__SET TASK__: How many lines of the material below contain the string "this"? Answer with the number and nothing else.

»»

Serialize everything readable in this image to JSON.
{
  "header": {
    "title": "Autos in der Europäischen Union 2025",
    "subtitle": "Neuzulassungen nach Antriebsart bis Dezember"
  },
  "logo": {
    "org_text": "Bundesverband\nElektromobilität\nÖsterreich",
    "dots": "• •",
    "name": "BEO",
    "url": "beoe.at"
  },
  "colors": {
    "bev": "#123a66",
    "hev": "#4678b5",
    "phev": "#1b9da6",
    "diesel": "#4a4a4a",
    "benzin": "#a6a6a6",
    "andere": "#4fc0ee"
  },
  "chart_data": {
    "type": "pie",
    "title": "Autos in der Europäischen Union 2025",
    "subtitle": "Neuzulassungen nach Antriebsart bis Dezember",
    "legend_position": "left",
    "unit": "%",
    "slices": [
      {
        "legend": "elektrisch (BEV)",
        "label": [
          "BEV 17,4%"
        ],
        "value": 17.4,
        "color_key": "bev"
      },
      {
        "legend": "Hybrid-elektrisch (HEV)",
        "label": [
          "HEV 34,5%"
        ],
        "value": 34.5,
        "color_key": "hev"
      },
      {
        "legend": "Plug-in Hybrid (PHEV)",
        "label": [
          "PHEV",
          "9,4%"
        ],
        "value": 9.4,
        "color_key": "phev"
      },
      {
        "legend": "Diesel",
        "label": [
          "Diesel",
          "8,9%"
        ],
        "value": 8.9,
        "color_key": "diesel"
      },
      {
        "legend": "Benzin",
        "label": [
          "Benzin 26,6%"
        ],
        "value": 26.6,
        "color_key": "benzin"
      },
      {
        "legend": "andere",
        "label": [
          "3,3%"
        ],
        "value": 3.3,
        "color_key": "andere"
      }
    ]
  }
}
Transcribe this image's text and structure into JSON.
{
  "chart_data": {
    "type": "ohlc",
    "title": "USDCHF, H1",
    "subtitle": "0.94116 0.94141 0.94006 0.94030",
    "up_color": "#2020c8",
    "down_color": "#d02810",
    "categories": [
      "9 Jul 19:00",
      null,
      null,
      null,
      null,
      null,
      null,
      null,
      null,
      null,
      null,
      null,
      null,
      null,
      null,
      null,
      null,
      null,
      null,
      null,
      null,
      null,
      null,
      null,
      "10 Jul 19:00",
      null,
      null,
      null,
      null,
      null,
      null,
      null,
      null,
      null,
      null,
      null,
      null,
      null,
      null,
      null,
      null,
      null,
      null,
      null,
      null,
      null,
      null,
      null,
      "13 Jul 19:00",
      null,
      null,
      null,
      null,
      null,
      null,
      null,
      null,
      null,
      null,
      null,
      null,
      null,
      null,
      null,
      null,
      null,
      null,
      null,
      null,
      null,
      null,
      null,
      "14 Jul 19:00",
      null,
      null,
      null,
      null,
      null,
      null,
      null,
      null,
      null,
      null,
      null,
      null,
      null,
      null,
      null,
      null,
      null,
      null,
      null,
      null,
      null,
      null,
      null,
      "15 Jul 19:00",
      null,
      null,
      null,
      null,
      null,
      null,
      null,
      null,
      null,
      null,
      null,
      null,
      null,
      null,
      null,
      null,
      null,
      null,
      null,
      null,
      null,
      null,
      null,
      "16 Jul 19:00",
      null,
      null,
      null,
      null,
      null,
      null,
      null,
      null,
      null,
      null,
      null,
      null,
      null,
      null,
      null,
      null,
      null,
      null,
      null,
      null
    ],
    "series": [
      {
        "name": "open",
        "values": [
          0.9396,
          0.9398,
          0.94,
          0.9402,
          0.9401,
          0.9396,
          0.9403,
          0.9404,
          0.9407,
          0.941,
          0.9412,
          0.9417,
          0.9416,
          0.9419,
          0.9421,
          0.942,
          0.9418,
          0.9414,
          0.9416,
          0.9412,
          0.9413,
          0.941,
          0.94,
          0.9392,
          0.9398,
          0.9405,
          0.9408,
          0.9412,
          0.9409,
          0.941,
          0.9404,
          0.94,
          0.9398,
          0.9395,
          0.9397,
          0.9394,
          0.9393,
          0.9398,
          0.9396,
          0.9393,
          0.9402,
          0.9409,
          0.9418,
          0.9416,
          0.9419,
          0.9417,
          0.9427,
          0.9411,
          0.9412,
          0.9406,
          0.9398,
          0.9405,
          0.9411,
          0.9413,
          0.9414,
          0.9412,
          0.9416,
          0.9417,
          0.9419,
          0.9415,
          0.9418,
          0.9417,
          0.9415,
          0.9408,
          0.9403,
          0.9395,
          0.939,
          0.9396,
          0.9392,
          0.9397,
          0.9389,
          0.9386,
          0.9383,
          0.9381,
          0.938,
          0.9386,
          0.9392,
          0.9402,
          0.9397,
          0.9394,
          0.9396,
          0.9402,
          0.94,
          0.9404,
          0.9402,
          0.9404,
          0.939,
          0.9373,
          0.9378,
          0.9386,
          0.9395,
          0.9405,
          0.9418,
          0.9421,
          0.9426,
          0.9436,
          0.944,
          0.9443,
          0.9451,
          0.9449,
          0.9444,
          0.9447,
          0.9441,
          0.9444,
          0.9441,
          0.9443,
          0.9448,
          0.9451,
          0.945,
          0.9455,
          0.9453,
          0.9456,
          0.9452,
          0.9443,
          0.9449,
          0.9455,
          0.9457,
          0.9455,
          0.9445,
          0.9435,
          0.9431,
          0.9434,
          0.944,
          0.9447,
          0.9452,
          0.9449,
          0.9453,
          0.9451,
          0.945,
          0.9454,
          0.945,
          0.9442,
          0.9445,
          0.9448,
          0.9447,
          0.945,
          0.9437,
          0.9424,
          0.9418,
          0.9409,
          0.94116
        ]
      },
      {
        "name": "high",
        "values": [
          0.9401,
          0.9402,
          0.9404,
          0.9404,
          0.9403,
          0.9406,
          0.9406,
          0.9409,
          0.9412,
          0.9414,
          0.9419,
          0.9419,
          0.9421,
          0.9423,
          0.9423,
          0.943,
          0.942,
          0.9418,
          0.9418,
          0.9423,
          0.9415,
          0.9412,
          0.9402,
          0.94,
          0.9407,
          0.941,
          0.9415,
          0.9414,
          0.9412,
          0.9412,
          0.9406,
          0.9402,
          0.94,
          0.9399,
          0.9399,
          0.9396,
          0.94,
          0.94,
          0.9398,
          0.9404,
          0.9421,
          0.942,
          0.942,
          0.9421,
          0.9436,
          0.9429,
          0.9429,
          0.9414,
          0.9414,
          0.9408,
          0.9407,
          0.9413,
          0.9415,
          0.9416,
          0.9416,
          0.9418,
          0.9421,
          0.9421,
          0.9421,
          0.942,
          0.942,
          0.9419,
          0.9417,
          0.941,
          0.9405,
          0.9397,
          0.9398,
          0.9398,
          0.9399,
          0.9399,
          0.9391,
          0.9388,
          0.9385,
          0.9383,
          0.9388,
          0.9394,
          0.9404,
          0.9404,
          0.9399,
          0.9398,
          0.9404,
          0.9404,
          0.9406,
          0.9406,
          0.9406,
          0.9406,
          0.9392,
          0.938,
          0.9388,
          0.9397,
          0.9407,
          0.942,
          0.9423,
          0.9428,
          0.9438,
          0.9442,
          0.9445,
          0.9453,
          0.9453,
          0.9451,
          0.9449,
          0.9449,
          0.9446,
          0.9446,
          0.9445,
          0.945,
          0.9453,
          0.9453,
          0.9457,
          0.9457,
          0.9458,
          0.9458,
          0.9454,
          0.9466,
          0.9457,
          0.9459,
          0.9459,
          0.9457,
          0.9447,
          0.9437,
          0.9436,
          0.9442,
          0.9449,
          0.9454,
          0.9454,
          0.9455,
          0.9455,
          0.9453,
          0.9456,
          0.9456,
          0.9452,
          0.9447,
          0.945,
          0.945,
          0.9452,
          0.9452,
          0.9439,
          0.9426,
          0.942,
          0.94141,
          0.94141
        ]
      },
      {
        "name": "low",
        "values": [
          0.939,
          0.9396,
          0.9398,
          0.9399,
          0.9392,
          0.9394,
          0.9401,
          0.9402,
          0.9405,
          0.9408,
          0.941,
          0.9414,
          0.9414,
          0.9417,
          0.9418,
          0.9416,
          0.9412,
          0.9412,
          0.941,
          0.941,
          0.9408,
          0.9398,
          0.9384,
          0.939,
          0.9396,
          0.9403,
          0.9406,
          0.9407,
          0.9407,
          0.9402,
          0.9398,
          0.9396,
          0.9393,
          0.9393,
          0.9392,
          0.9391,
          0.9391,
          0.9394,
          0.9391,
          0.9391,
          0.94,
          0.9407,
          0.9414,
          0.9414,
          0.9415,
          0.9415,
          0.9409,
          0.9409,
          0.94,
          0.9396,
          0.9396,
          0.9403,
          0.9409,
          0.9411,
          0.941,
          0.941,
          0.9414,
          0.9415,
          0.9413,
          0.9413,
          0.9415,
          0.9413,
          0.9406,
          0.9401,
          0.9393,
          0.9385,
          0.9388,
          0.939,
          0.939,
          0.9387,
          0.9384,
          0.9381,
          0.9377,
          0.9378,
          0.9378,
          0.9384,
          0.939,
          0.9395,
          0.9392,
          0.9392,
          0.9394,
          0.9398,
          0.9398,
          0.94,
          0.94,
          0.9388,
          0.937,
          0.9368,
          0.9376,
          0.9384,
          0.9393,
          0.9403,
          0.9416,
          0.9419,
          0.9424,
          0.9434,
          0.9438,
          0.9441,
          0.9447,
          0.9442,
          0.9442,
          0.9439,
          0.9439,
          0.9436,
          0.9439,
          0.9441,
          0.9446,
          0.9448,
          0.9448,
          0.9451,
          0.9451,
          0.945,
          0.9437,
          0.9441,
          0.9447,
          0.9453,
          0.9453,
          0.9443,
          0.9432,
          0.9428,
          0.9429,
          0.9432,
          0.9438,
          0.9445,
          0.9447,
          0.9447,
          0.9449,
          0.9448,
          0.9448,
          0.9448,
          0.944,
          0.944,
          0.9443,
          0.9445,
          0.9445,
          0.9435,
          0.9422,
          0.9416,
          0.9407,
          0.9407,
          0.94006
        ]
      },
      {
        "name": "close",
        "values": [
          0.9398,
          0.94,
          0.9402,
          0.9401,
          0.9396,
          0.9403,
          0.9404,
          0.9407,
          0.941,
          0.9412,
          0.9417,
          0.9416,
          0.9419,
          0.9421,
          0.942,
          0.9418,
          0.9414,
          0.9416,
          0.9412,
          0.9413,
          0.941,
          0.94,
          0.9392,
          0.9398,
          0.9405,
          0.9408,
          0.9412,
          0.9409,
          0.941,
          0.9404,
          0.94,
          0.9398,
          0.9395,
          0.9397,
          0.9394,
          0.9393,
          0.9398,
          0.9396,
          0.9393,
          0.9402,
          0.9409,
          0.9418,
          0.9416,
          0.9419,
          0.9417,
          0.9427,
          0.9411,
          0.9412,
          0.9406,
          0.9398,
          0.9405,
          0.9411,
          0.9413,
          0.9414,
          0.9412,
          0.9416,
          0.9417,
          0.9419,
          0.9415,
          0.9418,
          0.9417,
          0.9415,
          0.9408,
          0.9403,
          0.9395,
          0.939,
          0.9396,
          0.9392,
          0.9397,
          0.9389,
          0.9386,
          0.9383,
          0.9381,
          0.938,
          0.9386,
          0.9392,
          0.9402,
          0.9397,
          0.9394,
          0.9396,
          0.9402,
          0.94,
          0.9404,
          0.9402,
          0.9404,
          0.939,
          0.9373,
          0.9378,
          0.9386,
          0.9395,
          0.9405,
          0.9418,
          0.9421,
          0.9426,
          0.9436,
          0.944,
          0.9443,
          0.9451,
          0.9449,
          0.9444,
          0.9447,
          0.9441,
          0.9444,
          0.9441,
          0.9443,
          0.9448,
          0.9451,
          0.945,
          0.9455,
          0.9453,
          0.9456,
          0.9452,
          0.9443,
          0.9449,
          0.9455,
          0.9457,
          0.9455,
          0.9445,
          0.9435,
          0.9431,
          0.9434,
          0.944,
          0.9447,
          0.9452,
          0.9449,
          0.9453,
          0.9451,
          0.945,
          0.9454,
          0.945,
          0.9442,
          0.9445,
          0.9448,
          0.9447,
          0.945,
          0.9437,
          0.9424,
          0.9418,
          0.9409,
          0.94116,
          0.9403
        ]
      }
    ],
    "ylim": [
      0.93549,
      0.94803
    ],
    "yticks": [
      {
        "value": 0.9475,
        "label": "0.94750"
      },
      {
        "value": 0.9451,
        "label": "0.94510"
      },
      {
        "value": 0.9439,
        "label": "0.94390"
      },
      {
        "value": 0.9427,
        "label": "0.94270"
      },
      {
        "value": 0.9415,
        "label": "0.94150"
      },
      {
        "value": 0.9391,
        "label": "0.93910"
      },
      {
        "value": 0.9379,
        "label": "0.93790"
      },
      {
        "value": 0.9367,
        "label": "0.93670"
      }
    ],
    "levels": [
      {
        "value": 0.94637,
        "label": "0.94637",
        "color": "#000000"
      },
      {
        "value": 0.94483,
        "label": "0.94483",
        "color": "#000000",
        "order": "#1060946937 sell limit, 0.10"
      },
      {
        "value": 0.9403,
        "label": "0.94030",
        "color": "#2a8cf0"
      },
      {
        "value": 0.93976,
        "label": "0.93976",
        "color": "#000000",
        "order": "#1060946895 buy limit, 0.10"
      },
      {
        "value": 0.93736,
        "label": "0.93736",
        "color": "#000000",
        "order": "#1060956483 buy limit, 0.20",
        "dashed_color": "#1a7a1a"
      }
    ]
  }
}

««

__EXERCISE OUTPUT__: 2